** BEGIN RECORDED INFORMATION **

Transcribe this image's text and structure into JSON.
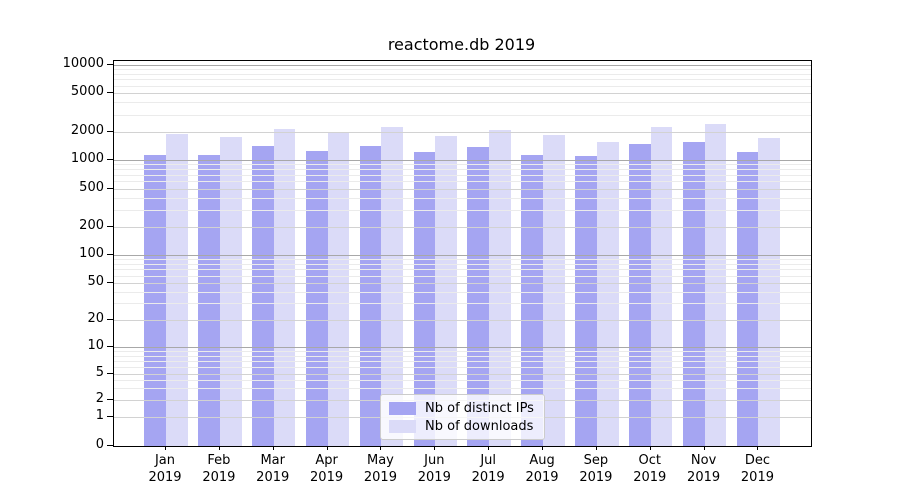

** END RECORDED INFORMATION **
** BEGIN RECORDED INFORMATION **

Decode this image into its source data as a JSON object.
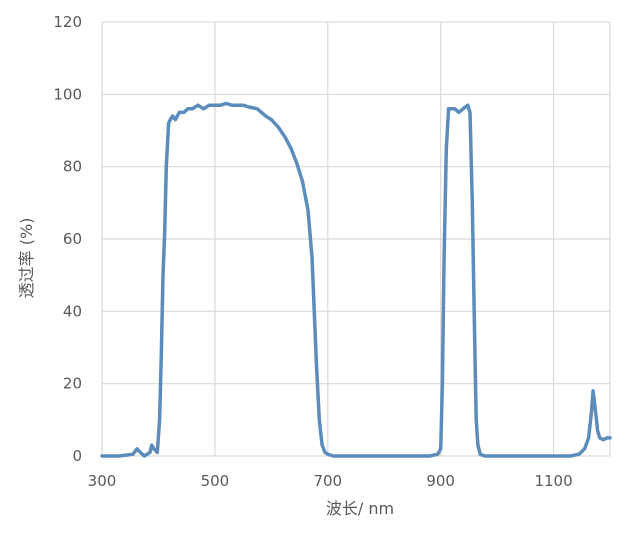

** END RECORDED INFORMATION **
** BEGIN RECORDED INFORMATION **

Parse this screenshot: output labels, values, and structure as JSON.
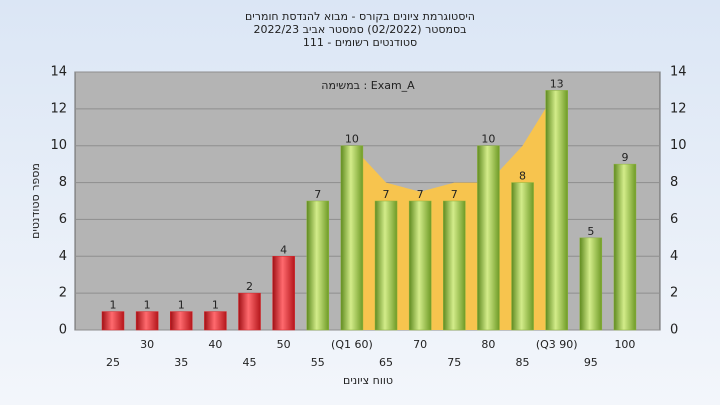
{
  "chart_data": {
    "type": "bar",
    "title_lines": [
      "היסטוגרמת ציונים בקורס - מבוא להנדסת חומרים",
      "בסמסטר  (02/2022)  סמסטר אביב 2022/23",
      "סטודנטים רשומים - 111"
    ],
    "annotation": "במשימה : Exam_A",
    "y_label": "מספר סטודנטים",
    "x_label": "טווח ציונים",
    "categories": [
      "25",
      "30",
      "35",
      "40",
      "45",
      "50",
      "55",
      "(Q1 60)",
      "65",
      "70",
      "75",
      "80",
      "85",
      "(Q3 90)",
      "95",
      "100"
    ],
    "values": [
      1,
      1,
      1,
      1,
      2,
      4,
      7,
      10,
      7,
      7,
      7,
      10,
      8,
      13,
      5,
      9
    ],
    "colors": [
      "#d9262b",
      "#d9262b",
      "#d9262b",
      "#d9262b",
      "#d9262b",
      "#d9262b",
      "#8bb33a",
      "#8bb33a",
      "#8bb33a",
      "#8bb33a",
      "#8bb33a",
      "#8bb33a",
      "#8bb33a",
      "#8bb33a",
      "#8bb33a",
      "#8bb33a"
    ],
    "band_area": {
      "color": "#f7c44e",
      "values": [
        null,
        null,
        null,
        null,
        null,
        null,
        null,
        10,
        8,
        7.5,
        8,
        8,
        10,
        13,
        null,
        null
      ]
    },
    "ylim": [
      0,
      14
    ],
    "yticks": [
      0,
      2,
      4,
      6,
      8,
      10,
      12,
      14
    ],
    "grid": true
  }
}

** END RECORDED INFORMATION **

Copy out every line in the listing where the word "image" appears.

Transcribe this image's text and structure into JSON.
Decode this image into its source data as a JSON object.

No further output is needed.